(Dataset entries)

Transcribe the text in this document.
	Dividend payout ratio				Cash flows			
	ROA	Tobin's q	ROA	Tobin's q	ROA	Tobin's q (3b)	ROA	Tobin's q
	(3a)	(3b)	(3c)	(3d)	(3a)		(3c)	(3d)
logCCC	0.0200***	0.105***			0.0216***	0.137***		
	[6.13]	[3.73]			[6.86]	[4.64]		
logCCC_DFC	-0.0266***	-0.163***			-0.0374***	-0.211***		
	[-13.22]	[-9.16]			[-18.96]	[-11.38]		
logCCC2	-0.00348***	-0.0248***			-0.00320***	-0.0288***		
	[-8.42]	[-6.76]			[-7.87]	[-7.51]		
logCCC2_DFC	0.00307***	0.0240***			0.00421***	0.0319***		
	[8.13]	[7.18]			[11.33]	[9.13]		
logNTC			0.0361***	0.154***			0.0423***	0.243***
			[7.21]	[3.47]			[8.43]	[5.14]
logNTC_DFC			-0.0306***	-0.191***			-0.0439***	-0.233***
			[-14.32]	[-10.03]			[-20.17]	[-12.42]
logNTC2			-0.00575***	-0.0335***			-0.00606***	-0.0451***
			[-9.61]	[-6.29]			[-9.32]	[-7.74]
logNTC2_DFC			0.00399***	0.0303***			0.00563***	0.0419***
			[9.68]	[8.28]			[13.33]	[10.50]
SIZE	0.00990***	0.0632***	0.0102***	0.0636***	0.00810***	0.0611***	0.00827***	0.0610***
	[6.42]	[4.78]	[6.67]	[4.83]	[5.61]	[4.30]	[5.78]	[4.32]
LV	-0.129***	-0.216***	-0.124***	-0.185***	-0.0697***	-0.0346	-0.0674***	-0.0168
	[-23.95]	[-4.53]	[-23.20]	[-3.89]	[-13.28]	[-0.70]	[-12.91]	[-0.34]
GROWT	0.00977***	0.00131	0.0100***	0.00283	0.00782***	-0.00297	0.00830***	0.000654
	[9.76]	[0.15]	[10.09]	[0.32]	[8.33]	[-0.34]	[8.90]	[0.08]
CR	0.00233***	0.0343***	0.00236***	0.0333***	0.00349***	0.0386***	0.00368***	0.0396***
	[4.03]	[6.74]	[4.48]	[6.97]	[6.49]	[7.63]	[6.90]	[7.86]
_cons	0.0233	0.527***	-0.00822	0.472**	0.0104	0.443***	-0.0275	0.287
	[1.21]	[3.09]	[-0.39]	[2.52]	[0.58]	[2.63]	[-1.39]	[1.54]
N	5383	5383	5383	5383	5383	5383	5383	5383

**Exercise brief**
Transcribe all of the entries without altering anything.

**Task solution**
Transcribe the text in this document.
	Dividend payout ratio				Cash flows			
	ROA	Tobin's q	ROA	Tobin's q	ROA	Tobin's q (3b)	ROA	Tobin's q
	(3a)	(3b)	(3c)	(3d)	(3a)		(3c)	(3d)
logCCC	0.0200***	0.105***			0.0216***	0.137***		
	[6.13]	[3.73]			[6.86]	[4.64]		
logCCC_DFC	-0.0266***	-0.163***			-0.0374***	-0.211***		
	[-13.22]	[-9.16]			[-18.96]	[-11.38]		
logCCC2	-0.00348***	-0.0248***			-0.00320***	-0.0288***		
	[-8.42]	[-6.76]			[-7.87]	[-7.51]		
logCCC2_DFC	0.00307***	0.0240***			0.00421***	0.0319***		
	[8.13]	[7.18]			[11.33]	[9.13]		
logNTC			0.0361***	0.154***			0.0423***	0.243***
			[7.21]	[3.47]			[8.43]	[5.14]
logNTC_DFC			-0.0306***	-0.191***			-0.0439***	-0.233***
			[-14.32]	[-10.03]			[-20.17]	[-12.42]
logNTC2			-0.00575***	-0.0335***			-0.00606***	-0.0451***
			[-9.61]	[-6.29]			[-9.32]	[-7.74]
logNTC2_DFC			0.00399***	0.0303***			0.00563***	0.0419***
			[9.68]	[8.28]			[13.33]	[10.50]
SIZE	0.00990***	0.0632***	0.0102***	0.0636***	0.00810***	0.0611***	0.00827***	0.0610***
	[6.42]	[4.78]	[6.67]	[4.83]	[5.61]	[4.30]	[5.78]	[4.32]
LV	-0.129***	-0.216***	-0.124***	-0.185***	-0.0697***	-0.0346	-0.0674***	-0.0168
	[-23.95]	[-4.53]	[-23.20]	[-3.89]	[-13.28]	[-0.70]	[-12.91]	[-0.34]
GROWT	0.00977***	0.00131	0.0100***	0.00283	0.00782***	-0.00297	0.00830***	0.000654
	[9.76]	[0.15]	[10.09]	[0.32]	[8.33]	[-0.34]	[8.90]	[0.08]
CR	0.00233***	0.0343***	0.00236***	0.0333***	0.00349***	0.0386***	0.00368***	0.0396***
	[4.03]	[6.74]	[4.48]	[6.97]	[6.49]	[7.63]	[6.90]	[7.86]
_cons	0.0233	0.527***	-0.00822	0.472**	0.0104	0.443***	-0.0275	0.287
	[1.21]	[3.09]	[-0.39]	[2.52]	[0.58]	[2.63]	[-1.39]	[1.54]
N	5383	5383	5383	5383	5383	5383	5383	5383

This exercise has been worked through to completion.